Starting at the line that contains "Enumerate the UI" and stopping after the line that contains "clear-button[interactable]: Clear xyxy=(856,474,903,494)", rewrite only those lines of the data with "Description" changed to "Summary" and everything else unchanged. Leave the pictures out of your answer.

■ **Dataset content**
————

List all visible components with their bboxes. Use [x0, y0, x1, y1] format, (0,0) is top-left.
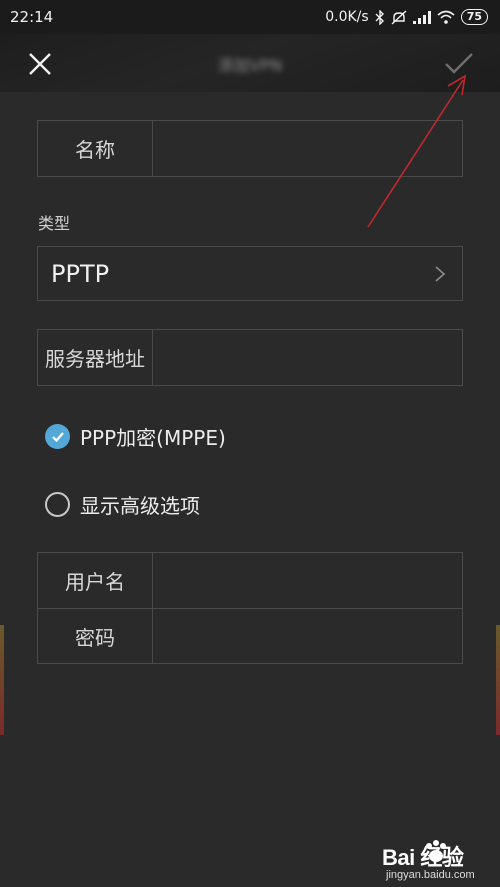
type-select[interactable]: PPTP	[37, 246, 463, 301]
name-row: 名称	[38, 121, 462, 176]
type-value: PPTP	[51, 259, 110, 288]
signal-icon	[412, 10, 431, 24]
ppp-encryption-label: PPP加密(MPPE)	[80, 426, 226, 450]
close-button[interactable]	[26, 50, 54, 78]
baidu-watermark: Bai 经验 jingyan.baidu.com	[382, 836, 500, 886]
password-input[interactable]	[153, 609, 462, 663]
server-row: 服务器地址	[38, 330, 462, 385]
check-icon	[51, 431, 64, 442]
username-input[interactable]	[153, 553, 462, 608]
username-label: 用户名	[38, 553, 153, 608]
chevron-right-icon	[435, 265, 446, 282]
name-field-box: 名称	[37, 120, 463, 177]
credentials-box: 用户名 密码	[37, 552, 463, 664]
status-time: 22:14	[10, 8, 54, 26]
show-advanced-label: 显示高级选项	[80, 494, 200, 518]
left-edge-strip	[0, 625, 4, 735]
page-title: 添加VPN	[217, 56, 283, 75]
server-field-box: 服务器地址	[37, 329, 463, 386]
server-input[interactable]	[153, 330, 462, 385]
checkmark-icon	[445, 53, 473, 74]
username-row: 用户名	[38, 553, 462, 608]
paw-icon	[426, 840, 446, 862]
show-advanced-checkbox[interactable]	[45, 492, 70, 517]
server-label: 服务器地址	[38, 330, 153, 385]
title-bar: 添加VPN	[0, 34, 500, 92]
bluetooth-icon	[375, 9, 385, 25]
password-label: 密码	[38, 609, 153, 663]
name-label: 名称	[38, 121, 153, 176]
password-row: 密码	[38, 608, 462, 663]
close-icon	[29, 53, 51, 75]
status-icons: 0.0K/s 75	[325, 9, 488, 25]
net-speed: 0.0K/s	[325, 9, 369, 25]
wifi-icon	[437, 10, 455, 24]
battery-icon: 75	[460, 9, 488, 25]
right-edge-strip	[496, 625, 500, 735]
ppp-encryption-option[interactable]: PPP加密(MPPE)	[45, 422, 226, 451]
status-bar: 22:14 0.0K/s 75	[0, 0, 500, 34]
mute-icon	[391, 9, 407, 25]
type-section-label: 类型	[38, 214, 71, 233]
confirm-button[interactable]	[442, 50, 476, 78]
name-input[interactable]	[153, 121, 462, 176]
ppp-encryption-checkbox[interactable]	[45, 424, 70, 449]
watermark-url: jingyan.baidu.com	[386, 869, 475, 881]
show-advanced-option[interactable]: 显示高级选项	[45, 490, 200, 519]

————

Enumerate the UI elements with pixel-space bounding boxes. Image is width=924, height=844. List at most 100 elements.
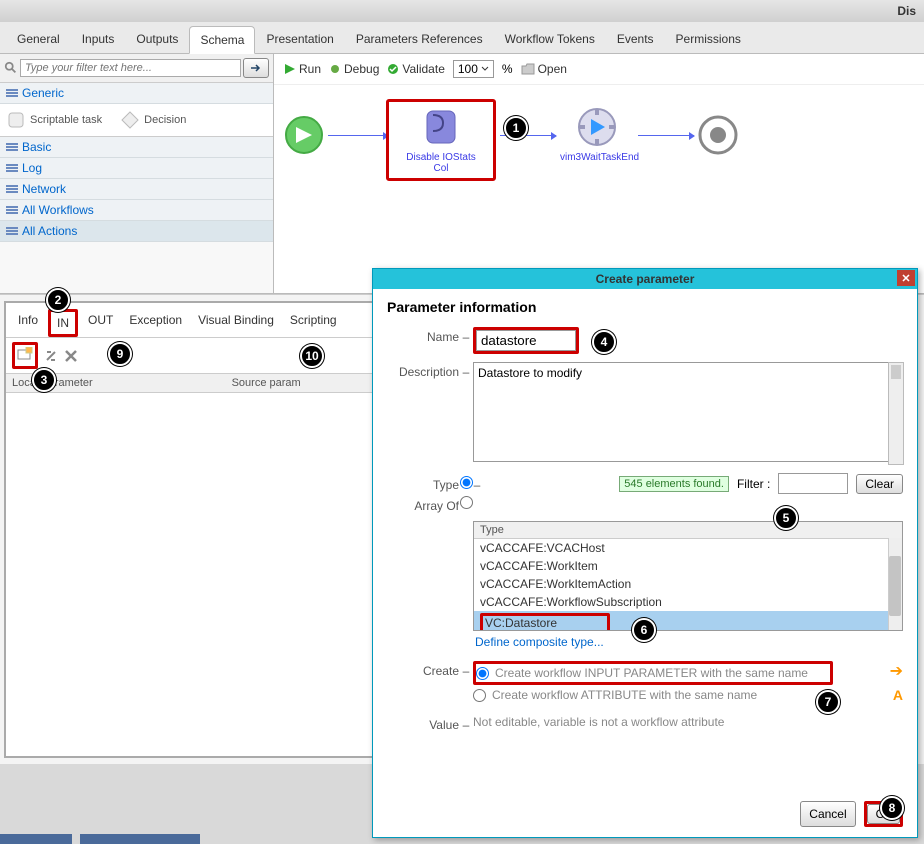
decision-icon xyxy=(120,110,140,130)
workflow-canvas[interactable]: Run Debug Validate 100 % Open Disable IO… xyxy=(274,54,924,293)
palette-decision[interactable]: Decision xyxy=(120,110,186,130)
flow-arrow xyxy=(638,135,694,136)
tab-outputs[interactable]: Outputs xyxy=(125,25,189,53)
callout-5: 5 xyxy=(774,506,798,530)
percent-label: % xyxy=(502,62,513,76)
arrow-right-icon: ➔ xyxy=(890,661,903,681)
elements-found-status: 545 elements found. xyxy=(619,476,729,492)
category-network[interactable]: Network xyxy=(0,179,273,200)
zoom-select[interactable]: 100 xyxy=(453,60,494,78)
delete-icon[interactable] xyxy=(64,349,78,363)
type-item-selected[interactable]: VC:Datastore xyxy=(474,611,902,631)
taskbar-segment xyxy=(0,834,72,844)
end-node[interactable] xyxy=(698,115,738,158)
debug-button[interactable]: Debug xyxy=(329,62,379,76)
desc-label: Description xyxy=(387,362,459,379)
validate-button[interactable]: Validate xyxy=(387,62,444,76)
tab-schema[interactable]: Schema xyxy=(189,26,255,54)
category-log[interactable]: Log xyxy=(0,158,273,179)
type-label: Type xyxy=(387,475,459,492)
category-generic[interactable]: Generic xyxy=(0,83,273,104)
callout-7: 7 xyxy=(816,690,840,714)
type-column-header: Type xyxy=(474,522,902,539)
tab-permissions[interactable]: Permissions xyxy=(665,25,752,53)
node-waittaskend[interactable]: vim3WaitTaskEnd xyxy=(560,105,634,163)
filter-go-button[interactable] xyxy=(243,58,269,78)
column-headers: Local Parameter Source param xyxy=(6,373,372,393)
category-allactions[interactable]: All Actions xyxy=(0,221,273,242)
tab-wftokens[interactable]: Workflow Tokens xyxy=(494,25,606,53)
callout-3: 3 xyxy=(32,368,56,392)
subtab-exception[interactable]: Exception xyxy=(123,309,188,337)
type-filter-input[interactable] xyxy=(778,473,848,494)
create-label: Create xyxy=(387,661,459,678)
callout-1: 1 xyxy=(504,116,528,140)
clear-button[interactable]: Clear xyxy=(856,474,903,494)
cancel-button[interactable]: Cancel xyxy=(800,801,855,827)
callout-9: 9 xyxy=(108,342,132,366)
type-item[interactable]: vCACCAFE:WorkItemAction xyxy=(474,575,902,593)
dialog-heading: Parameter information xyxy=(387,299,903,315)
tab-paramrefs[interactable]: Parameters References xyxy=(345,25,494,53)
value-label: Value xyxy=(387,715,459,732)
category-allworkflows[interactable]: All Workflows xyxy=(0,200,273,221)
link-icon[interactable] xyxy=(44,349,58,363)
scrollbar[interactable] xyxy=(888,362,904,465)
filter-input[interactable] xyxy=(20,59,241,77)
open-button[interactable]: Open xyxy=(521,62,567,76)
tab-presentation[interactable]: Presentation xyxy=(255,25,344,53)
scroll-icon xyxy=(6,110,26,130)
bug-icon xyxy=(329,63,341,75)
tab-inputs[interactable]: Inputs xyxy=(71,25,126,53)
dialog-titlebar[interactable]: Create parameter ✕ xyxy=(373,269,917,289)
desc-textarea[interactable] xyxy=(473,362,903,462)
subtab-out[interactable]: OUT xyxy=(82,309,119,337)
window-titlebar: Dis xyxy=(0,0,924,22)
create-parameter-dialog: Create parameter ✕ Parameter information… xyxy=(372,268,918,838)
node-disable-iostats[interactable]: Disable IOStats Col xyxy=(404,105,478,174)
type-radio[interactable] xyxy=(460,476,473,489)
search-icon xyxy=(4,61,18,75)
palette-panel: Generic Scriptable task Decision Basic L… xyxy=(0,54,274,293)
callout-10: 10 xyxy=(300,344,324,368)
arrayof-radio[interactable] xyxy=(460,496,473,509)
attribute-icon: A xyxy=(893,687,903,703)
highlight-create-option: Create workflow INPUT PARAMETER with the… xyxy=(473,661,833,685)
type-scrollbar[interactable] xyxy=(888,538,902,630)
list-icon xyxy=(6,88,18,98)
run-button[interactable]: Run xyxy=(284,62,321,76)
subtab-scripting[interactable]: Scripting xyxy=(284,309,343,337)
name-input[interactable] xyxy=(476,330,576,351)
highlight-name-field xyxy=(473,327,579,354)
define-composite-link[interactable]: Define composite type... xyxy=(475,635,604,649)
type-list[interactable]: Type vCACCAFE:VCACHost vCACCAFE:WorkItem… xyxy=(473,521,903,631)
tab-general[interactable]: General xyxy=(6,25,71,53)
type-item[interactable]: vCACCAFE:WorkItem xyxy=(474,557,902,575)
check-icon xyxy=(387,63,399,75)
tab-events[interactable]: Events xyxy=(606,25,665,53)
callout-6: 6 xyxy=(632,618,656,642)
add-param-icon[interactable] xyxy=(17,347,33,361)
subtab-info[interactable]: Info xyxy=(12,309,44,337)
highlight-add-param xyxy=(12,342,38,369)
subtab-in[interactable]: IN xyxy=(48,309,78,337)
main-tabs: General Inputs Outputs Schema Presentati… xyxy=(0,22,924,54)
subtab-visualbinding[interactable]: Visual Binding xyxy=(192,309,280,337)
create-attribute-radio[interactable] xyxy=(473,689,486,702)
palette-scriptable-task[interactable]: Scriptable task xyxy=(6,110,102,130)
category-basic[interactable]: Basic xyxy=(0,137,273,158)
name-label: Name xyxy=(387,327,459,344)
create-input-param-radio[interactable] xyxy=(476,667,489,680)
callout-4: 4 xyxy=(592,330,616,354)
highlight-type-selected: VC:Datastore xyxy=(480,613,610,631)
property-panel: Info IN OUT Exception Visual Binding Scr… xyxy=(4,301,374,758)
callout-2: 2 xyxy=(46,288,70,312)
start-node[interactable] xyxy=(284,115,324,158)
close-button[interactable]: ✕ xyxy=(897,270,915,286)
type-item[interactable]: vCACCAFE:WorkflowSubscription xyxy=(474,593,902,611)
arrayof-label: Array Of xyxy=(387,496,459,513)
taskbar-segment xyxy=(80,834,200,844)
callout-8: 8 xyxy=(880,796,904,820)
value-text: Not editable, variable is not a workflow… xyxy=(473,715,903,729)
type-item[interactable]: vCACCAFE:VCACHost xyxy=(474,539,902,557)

————

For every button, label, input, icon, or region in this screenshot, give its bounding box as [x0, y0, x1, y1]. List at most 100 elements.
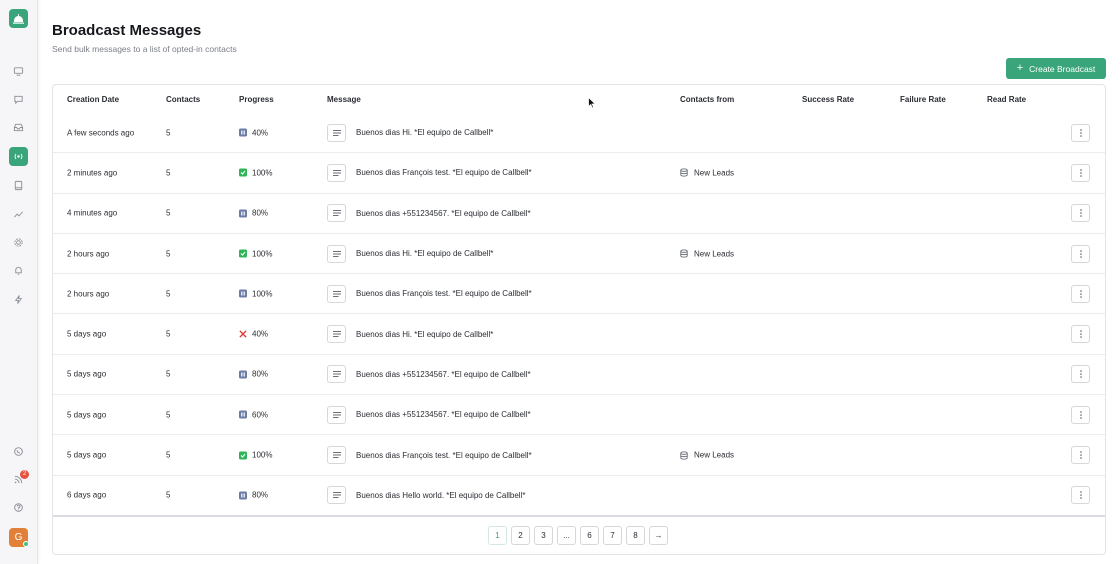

————

■ **Solution to the problem**
Enumerate the UI elements with pixel-space bounding boxes. Image is width=924, height=844. List at most 100 elements.
decision-icon xyxy=(120,110,140,130)
workflow-canvas[interactable]: Run Debug Validate 100 % Open Disable IO… xyxy=(274,54,924,293)
palette-decision[interactable]: Decision xyxy=(120,110,186,130)
flow-arrow xyxy=(638,135,694,136)
tab-outputs[interactable]: Outputs xyxy=(125,25,189,53)
callout-5: 5 xyxy=(774,506,798,530)
percent-label: % xyxy=(502,62,513,76)
arrow-right-icon: ➔ xyxy=(890,661,903,681)
elements-found-status: 545 elements found. xyxy=(619,476,729,492)
category-network[interactable]: Network xyxy=(0,179,273,200)
zoom-select[interactable]: 100 xyxy=(453,60,494,78)
delete-icon[interactable] xyxy=(64,349,78,363)
type-item-selected[interactable]: VC:Datastore xyxy=(474,611,902,631)
taskbar-segment xyxy=(0,834,72,844)
end-node[interactable] xyxy=(698,115,738,158)
debug-button[interactable]: Debug xyxy=(329,62,379,76)
desc-label: Summary xyxy=(387,362,459,379)
validate-button[interactable]: Validate xyxy=(387,62,444,76)
tab-schema[interactable]: Schema xyxy=(189,26,255,54)
category-log[interactable]: Log xyxy=(0,158,273,179)
type-label: Type xyxy=(387,475,459,492)
category-generic[interactable]: Generic xyxy=(0,83,273,104)
callout-7: 7 xyxy=(816,690,840,714)
type-column-header: Type xyxy=(474,522,902,539)
tab-permissions[interactable]: Permissions xyxy=(665,25,752,53)
node-waittaskend[interactable]: vim3WaitTaskEnd xyxy=(560,105,634,163)
filter-go-button[interactable] xyxy=(243,58,269,78)
column-headers: Local Parameter Source param xyxy=(6,373,372,393)
category-allactions[interactable]: All Actions xyxy=(0,221,273,242)
tab-wftokens[interactable]: Workflow Tokens xyxy=(494,25,606,53)
callout-3: 3 xyxy=(32,368,56,392)
subtab-exception[interactable]: Exception xyxy=(123,309,188,337)
type-filter-input[interactable] xyxy=(778,473,848,494)
create-label: Create xyxy=(387,661,459,678)
callout-1: 1 xyxy=(504,116,528,140)
clear-button[interactable]: Clear xyxy=(856,474,903,494)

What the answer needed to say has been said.